Parts of the exercise:
a) Quote the part of the pclmulqdq patch from "From b0dc2adebf8ecf9c8f127d9f1ed78a1875719e51 Mon" through "update the numbers.".
b) In the pclmulqdq patch:
(i) Which version of the crc dependency was the test upgraded to?
(ii) How many files were changed in total?
(iii) Which file has 70 lines of changes?
c) What comes next in the pclmulqdq patch after its last line?

Text:
---+---
From b0dc2adebf8ecf9c8f127d9f1ed78a1875719e51 Mon Sep 17 00:00:00 2001
From: kennytm <kennytm@gmail.com>
Date: Thu, 18 Jan 2024 18:43:04 +0800
Subject: [PATCH] pclmulqdq: Upgrade rust version to use stabilized AArch64
 intrinsics. (#10)

* pclmulqdq: Upgrade rust version to use stabilized AArch64 intrinsics.

Signed-off-by: kennytm <kennytm@gmail.com>

* test: upgrade crc dependency from 1.8 to 3.0

Benchmarking shows the throughput of crc v3 on x86 is essentially
unchanged. Not going to update the numbers.

Signed-off-by: kennytm <kennytm@gmail.com>

---------

Signed-off-by: kennytm <kennytm@gmail.com>
---
 Cargo.toml               | 14 ++++----
 README.md                | 15 ++-------
 benches/benchmark.rs     | 14 ++++----
 src/lib.rs               | 11 +++----
 src/pclmulqdq/aarch64.rs | 70 ++++++----------------------------------
 src/pclmulqdq/mod.rs     |  6 ++--
 6 files changed, 35 insertions(+), 95 deletions(-)
---+---
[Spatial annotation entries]
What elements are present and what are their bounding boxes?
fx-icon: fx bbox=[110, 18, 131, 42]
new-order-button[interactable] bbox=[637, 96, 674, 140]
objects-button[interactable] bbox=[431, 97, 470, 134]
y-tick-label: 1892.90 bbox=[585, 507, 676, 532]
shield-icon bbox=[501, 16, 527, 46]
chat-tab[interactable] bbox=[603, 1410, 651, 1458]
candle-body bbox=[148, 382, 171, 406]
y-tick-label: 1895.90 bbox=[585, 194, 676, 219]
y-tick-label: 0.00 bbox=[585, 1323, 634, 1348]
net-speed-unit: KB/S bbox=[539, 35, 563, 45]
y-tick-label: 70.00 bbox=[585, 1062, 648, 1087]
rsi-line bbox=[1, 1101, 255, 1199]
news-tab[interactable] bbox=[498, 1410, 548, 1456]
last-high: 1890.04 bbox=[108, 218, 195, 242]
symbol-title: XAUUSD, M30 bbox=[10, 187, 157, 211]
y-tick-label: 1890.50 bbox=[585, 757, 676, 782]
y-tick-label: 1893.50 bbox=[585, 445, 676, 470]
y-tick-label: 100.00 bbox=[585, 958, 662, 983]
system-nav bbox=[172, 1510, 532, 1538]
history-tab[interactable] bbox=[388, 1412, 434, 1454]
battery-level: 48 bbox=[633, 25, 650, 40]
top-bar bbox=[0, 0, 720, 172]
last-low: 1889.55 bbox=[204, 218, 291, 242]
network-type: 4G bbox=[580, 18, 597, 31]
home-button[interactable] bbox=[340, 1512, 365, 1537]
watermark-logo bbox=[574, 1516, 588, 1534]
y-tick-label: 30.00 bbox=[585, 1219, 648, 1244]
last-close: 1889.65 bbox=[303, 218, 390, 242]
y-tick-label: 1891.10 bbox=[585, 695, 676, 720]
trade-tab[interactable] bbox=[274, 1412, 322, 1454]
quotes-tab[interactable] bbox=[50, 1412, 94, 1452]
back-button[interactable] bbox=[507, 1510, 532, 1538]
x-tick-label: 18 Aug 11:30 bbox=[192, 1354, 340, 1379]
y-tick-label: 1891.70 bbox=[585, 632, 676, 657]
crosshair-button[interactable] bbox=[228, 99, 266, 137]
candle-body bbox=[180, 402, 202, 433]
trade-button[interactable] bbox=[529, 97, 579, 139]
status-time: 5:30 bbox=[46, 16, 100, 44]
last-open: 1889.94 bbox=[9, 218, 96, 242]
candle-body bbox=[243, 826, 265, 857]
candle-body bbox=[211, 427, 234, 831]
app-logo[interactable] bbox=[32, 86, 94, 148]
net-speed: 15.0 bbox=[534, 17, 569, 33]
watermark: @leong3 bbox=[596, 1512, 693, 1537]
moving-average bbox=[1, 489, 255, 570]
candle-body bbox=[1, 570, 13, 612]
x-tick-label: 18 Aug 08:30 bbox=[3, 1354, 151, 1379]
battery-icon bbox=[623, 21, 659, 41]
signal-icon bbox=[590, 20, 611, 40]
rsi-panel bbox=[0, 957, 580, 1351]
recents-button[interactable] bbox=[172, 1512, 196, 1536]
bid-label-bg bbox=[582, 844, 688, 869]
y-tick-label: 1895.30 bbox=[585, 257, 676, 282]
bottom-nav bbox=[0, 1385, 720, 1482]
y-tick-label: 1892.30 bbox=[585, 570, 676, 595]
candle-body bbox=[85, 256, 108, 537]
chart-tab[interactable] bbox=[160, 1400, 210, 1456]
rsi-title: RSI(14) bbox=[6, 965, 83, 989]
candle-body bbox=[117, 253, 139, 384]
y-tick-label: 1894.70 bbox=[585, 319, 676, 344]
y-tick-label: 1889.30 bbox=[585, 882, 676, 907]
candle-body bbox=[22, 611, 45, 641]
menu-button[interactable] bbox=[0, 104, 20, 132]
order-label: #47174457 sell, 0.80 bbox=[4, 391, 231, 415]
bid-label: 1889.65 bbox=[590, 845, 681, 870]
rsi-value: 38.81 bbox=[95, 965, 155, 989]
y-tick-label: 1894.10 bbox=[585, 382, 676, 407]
---+---
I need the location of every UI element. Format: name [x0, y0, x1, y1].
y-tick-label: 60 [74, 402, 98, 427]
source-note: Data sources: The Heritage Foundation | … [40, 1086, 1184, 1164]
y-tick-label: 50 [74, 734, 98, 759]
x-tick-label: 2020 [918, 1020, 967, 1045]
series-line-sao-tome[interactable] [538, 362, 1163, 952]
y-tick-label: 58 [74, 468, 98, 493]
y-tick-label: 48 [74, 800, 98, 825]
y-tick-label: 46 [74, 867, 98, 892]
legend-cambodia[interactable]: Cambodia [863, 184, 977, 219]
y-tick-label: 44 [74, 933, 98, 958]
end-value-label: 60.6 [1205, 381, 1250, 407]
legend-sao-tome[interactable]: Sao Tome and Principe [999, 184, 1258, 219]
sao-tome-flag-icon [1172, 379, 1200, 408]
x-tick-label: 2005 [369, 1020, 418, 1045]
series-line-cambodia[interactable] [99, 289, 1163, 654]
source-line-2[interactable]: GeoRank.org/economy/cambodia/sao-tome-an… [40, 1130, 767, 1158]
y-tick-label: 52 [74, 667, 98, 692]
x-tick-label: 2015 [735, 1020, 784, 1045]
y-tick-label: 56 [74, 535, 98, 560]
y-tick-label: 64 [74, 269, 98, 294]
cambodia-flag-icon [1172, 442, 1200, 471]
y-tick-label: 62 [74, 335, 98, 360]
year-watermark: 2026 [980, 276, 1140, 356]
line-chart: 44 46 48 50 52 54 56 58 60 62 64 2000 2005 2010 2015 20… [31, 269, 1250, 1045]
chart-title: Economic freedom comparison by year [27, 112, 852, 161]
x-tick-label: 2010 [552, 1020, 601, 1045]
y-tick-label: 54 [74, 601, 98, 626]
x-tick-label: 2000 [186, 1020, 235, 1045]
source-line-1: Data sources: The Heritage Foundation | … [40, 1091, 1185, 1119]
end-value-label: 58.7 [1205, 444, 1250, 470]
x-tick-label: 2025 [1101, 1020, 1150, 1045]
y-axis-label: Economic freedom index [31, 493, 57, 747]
---+---
Written answers:
a)
From b0dc2adebf8ecf9c8f127d9f1ed78a1875719e51 Mon Sep 17 00:00:00 2001
From: kennytm <kennytm@gmail.com>
Date: Thu, 18 Jan 2024 18:43:04 +0800
Subject: [PATCH] pclmulqdq: Upgrade rust version to use stabilized AArch64
 intrinsics. (#10)

* pclmulqdq: Upgrade rust version to use stabilized AArch64 intrinsics.

Signed-off-by: kennytm <kennytm@gmail.com>

* test: upgrade crc dependency from 1.8 to 3.0

Benchmarking shows the throughput of crc v3 on x86 is essentially
unchanged. Not going to update the numbers.

b)
(i) 3.0
(ii) 6
(iii) src/pclmulqdq/aarch64.rs

c)
diff --git a/Cargo.toml b/Cargo.toml
index 5832066..f4424d8 100644
--- a/Cargo.toml
+++ b/Cargo.toml
@@ -1,27 +1,29 @@
 [package]
 name = "crc64fast"
-version = "1.0.0"
+version = "1.1.0"
 authors = ["The TiKV Project Developers"]
 license = "MIT OR Apache-2.0"
-edition = "2018"
+edition = "2021"
 keywords = ["crc", "crc64", "simd", "checksum"]
 repository = "https://github.com/tikv/crc64fast"
 description = "SIMD accelerated CRC64 calculation"
 exclude = ["build_table.rs"]
 readme = "README.md"
 
-# See more keys and their definitions at https://doc.rust-lang.org/cargo/reference/manifest.html
+# Note: Rust 1.70 upgraded LLVM version to 16 (in particular https://reviews.llvm.org/D131047)
+# Before that, the compiler is unwilling to generate the PMULL2 instruction on AArch64.
+rust-version = "1.70.0"
 
 [dependencies]
 
 [dev-dependencies]
-crc = "1"
+crc = "3"
 proptest = "1"
-criterion = "0.3"
+criterion = "0.5"
 rand = "0.8"
 
 [features]
-pmull = []
+pmull = [] # deprecated, no longer have any effect.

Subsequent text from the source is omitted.